Exercise details
Every record here needs to be written out again exactly.

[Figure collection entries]
====================

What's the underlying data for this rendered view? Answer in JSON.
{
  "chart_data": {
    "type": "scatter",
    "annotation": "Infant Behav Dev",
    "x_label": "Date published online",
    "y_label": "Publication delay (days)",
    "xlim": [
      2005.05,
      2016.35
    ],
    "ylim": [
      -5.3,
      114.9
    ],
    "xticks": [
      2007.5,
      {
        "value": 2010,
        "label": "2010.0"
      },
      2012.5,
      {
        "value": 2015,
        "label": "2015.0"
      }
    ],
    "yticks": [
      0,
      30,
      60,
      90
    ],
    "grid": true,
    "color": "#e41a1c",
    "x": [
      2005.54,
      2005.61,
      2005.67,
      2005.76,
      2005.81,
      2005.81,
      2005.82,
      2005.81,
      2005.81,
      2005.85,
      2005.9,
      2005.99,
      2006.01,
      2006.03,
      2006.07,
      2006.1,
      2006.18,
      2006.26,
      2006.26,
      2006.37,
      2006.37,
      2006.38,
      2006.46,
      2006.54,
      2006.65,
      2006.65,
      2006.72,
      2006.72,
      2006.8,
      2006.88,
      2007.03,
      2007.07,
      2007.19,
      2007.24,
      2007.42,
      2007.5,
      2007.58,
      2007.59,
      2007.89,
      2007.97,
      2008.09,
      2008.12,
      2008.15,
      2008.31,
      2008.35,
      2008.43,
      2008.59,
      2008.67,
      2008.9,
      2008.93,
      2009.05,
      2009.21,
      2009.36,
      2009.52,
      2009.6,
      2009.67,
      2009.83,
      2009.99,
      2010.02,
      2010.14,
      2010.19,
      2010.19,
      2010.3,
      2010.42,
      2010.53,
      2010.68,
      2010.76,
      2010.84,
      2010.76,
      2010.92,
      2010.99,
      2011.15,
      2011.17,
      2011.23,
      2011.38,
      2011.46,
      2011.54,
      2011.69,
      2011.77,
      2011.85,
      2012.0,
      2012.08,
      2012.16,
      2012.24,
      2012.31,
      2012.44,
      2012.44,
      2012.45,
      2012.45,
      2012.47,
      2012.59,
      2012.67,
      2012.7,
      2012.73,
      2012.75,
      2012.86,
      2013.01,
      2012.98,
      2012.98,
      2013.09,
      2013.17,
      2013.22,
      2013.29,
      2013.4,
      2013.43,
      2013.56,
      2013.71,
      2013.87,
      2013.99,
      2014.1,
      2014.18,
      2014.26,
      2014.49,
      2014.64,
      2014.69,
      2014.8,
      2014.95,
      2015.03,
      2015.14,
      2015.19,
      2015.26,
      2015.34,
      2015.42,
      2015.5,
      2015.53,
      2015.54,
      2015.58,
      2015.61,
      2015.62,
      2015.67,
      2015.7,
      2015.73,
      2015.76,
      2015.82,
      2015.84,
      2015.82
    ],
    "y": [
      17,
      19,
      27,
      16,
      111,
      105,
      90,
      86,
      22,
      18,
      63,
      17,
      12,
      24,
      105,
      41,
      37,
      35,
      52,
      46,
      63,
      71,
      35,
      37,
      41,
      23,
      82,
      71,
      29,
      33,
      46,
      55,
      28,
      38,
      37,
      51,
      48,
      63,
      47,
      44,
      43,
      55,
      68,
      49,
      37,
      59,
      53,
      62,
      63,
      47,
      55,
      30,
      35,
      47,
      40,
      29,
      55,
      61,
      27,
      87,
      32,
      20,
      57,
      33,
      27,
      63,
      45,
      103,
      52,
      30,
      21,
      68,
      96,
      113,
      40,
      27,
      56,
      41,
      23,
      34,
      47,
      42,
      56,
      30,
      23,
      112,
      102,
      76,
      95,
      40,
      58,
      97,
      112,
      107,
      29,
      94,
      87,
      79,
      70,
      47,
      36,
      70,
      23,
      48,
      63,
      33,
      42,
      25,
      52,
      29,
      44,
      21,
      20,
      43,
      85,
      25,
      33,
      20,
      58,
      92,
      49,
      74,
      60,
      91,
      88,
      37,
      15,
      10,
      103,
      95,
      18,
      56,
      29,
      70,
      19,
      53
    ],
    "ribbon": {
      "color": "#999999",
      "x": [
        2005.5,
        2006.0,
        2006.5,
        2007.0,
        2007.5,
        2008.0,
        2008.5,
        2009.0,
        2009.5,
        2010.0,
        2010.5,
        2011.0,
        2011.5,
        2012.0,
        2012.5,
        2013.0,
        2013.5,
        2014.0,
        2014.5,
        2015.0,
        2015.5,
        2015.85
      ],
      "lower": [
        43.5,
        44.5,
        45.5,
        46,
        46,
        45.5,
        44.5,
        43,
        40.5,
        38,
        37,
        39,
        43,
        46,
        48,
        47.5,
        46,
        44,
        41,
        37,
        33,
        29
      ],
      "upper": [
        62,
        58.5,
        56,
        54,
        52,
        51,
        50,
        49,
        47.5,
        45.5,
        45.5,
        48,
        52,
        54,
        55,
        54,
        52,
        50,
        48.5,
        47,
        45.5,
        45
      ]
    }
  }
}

====================

Response to this exercise
What's the underlying data for this rendered view? Answer in JSON.
{
  "chart_data": {
    "type": "scatter",
    "annotation": "Infant Behav Dev",
    "x_label": "Date published online",
    "y_label": "Publication delay (days)",
    "xlim": [
      2005.05,
      2016.35
    ],
    "ylim": [
      -5.3,
      114.9
    ],
    "xticks": [
      2007.5,
      {
        "value": 2010,
        "label": "2010.0"
      },
      2012.5,
      {
        "value": 2015,
        "label": "2015.0"
      }
    ],
    "yticks": [
      0,
      30,
      60,
      90
    ],
    "grid": true,
    "color": "#e41a1c",
    "x": [
      2005.54,
      2005.61,
      2005.67,
      2005.76,
      2005.81,
      2005.81,
      2005.82,
      2005.81,
      2005.81,
      2005.85,
      2005.9,
      2005.99,
      2006.01,
      2006.03,
      2006.07,
      2006.1,
      2006.18,
      2006.26,
      2006.26,
      2006.37,
      2006.37,
      2006.38,
      2006.46,
      2006.54,
      2006.65,
      2006.65,
      2006.72,
      2006.72,
      2006.8,
      2006.88,
      2007.03,
      2007.07,
      2007.19,
      2007.24,
      2007.42,
      2007.5,
      2007.58,
      2007.59,
      2007.89,
      2007.97,
      2008.09,
      2008.12,
      2008.15,
      2008.31,
      2008.35,
      2008.43,
      2008.59,
      2008.67,
      2008.9,
      2008.93,
      2009.05,
      2009.21,
      2009.36,
      2009.52,
      2009.6,
      2009.67,
      2009.83,
      2009.99,
      2010.02,
      2010.14,
      2010.19,
      2010.19,
      2010.3,
      2010.42,
      2010.53,
      2010.68,
      2010.76,
      2010.84,
      2010.76,
      2010.92,
      2010.99,
      2011.15,
      2011.17,
      2011.23,
      2011.38,
      2011.46,
      2011.54,
      2011.69,
      2011.77,
      2011.85,
      2012.0,
      2012.08,
      2012.16,
      2012.24,
      2012.31,
      2012.44,
      2012.44,
      2012.45,
      2012.45,
      2012.47,
      2012.59,
      2012.67,
      2012.7,
      2012.73,
      2012.75,
      2012.86,
      2013.01,
      2012.98,
      2012.98,
      2013.09,
      2013.17,
      2013.22,
      2013.29,
      2013.4,
      2013.43,
      2013.56,
      2013.71,
      2013.87,
      2013.99,
      2014.1,
      2014.18,
      2014.26,
      2014.49,
      2014.64,
      2014.69,
      2014.8,
      2014.95,
      2015.03,
      2015.14,
      2015.19,
      2015.26,
      2015.34,
      2015.42,
      2015.5,
      2015.53,
      2015.54,
      2015.58,
      2015.61,
      2015.62,
      2015.67,
      2015.7,
      2015.73,
      2015.76,
      2015.82,
      2015.84,
      2015.82
    ],
    "y": [
      17,
      19,
      27,
      16,
      111,
      105,
      90,
      86,
      22,
      18,
      63,
      17,
      12,
      24,
      105,
      41,
      37,
      35,
      52,
      46,
      63,
      71,
      35,
      37,
      41,
      23,
      82,
      71,
      29,
      33,
      46,
      55,
      28,
      38,
      37,
      51,
      48,
      63,
      47,
      44,
      43,
      55,
      68,
      49,
      37,
      59,
      53,
      62,
      63,
      47,
      55,
      30,
      35,
      47,
      40,
      29,
      55,
      61,
      27,
      87,
      32,
      20,
      57,
      33,
      27,
      63,
      45,
      103,
      52,
      30,
      21,
      68,
      96,
      113,
      40,
      27,
      56,
      41,
      23,
      34,
      47,
      42,
      56,
      30,
      23,
      112,
      102,
      76,
      95,
      40,
      58,
      97,
      112,
      107,
      29,
      94,
      87,
      79,
      70,
      47,
      36,
      70,
      23,
      48,
      63,
      33,
      42,
      25,
      52,
      29,
      44,
      21,
      20,
      43,
      85,
      25,
      33,
      20,
      58,
      92,
      49,
      74,
      60,
      91,
      88,
      37,
      15,
      10,
      103,
      95,
      18,
      56,
      29,
      70,
      19,
      53
    ],
    "ribbon": {
      "color": "#999999",
      "x": [
        2005.5,
        2006.0,
        2006.5,
        2007.0,
        2007.5,
        2008.0,
        2008.5,
        2009.0,
        2009.5,
        2010.0,
        2010.5,
        2011.0,
        2011.5,
        2012.0,
        2012.5,
        2013.0,
        2013.5,
        2014.0,
        2014.5,
        2015.0,
        2015.5,
        2015.85
      ],
      "lower": [
        43.5,
        44.5,
        45.5,
        46,
        46,
        45.5,
        44.5,
        43,
        40.5,
        38,
        37,
        39,
        43,
        46,
        48,
        47.5,
        46,
        44,
        41,
        37,
        33,
        29
      ],
      "upper": [
        62,
        58.5,
        56,
        54,
        52,
        51,
        50,
        49,
        47.5,
        45.5,
        45.5,
        48,
        52,
        54,
        55,
        54,
        52,
        50,
        48.5,
        47,
        45.5,
        45
      ]
    }
  }
}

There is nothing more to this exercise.